- Problem requirements:
Return all lines below containing the word "documentación".
((
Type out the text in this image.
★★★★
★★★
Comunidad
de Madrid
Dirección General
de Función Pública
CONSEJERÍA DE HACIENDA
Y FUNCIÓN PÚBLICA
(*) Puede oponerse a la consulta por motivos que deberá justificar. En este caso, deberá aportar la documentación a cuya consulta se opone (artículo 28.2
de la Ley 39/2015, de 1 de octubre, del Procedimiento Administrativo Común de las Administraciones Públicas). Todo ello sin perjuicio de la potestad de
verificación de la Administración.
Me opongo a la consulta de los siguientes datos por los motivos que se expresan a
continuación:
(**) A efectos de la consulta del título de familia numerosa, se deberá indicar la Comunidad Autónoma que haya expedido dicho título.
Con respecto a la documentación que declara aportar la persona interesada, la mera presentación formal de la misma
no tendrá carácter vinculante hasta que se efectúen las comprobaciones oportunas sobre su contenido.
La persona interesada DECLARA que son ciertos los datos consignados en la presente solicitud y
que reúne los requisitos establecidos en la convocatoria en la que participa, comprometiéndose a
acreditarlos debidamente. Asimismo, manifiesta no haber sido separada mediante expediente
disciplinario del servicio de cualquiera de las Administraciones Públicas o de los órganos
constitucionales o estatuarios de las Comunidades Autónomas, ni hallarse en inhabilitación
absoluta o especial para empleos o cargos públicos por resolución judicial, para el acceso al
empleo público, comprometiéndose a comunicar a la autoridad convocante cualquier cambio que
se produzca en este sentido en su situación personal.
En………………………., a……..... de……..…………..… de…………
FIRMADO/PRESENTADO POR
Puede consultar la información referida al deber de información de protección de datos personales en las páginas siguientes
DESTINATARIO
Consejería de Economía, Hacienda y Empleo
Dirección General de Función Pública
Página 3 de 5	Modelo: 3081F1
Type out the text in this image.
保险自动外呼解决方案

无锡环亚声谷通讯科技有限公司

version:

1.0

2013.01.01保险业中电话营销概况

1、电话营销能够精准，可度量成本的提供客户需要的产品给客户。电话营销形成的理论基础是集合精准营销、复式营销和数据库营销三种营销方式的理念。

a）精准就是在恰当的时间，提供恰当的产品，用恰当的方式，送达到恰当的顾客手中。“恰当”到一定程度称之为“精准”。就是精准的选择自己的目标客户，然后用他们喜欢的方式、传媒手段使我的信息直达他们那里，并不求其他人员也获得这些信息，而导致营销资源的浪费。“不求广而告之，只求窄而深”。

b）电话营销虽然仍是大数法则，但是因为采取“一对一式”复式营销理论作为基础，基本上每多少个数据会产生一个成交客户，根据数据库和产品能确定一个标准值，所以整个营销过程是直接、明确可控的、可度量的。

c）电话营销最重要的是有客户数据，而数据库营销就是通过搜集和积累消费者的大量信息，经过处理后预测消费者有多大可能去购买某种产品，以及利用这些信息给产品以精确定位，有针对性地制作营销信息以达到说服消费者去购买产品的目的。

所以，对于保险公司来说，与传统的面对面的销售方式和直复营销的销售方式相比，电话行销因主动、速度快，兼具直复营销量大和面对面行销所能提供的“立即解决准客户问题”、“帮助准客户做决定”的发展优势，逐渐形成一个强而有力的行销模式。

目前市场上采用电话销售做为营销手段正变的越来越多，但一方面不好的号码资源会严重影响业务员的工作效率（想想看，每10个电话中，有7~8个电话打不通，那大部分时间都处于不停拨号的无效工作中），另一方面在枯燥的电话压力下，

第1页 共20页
))
- Solution below:
(*) Puede oponerse a la consulta por motivos que deberá justificar. En este caso, deberá aportar la documentación a cuya consulta se opone (artículo 28.2
Con respecto a la documentación que declara aportar la persona interesada, la mera presentación formal de la misma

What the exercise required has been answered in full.